(SHORT EXERCISE): Keep only the lines where "frac" appears.

(Saved data entries):
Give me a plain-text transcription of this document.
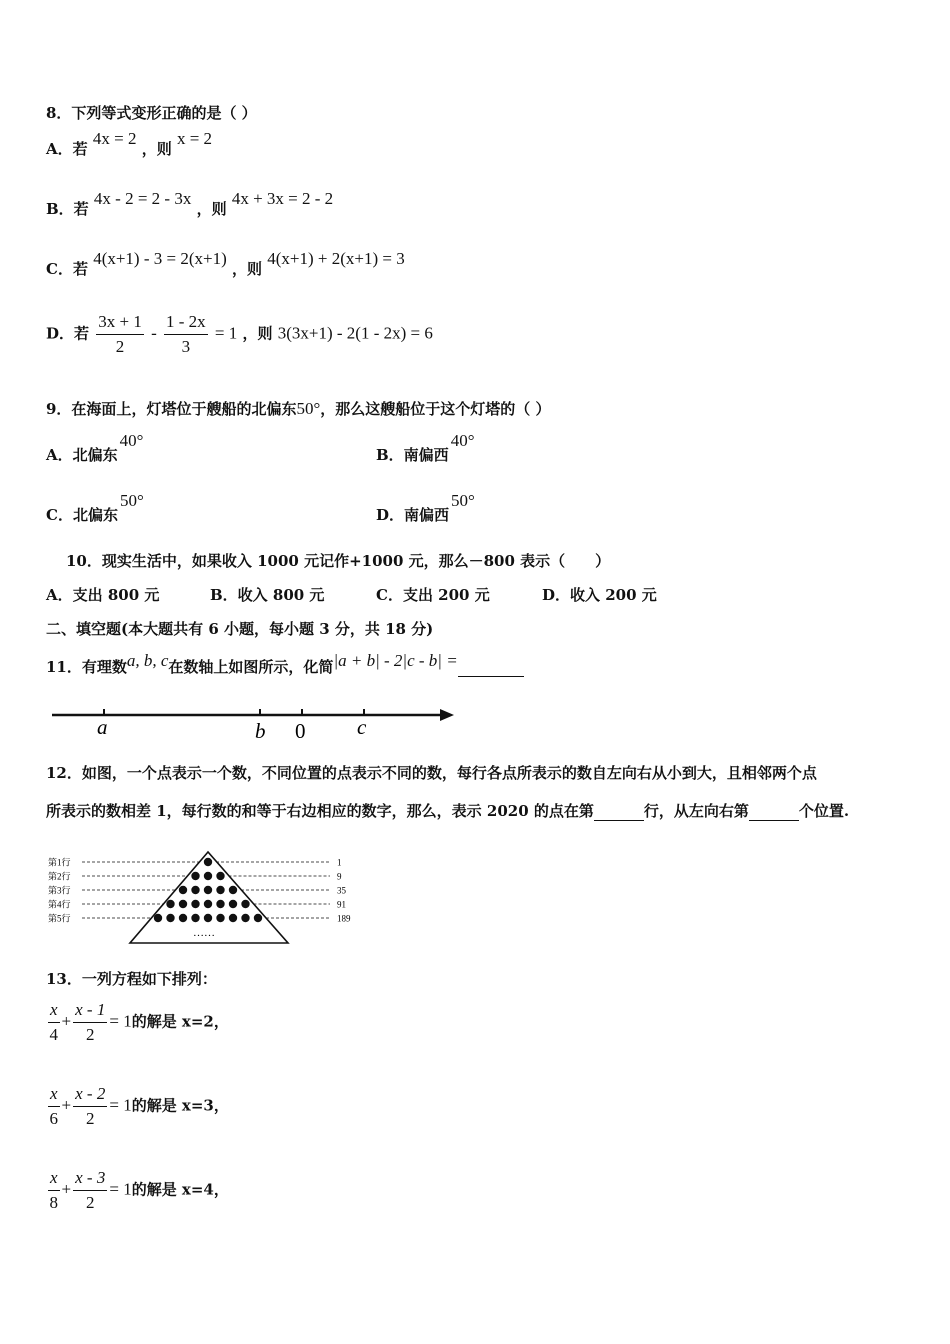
8．下列等式变形正确的是（ ）
A．若 4x = 2 ，则 x = 2
B．若 4x - 2 = 2 - 3x ，则 4x + 3x = 2 - 2
C．若 4(x+1) - 3 = 2(x+1) ，则 4(x+1) + 2(x+1) = 3
D．若 $\frac{3x + 1}{2} - \frac{1 - 2x}{3} = 1$ ，则 3(3x+1) - 2(1 - 2x) = 6
9．在海面上，灯塔位于艘船的北偏东50°，那么这艘船位于这个灯塔的（ ）
A．北偏东40°
B．南偏西40°
C．北偏东50°
D．南偏西50°
10．现实生活中，如果收入 1000 元记作+1000 元，那么－800 表示（　　）
A．支出 800 元	B．收入 800 元	C．支出 200 元	D．收入 200 元
二、填空题(本大题共有 6 小题，每小题 3 分，共 18 分)
11．有理数a, b, c在数轴上如图所示，化简|a + b| - 2|c - b| =
a	b 0 c
12．如图，一个点表示一个数，不同位置的点表示不同的数，每行各点所表示的数自左向右从小到大，且相邻两个点
所表示的数相差 1，每行数的和等于右边相应的数字，那么，表示 2020 的点在第	行，从左向右第	个位置.
第1行	1
第2行	9
第3行	35
第4行	91
第5行	189
……
13．一列方程如下排列：
$\frac{x}{4} + \frac{x - 1}{2} = 1$的解是 x=2，
$\frac{x}{6} + \frac{x - 2}{2} = 1$的解是 x=3，
$\frac{x}{8} + \frac{x - 3}{2} = 1$的解是 x=4，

(REPLY TO THE TASK):
D．若 $\frac{3x + 1}{2} - \frac{1 - 2x}{3} = 1$ ，则 3(3x+1) - 2(1 - 2x) = 6
$\frac{x}{4} + \frac{x - 1}{2} = 1$的解是 x=2，
$\frac{x}{6} + \frac{x - 2}{2} = 1$的解是 x=3，
$\frac{x}{8} + \frac{x - 3}{2} = 1$的解是 x=4，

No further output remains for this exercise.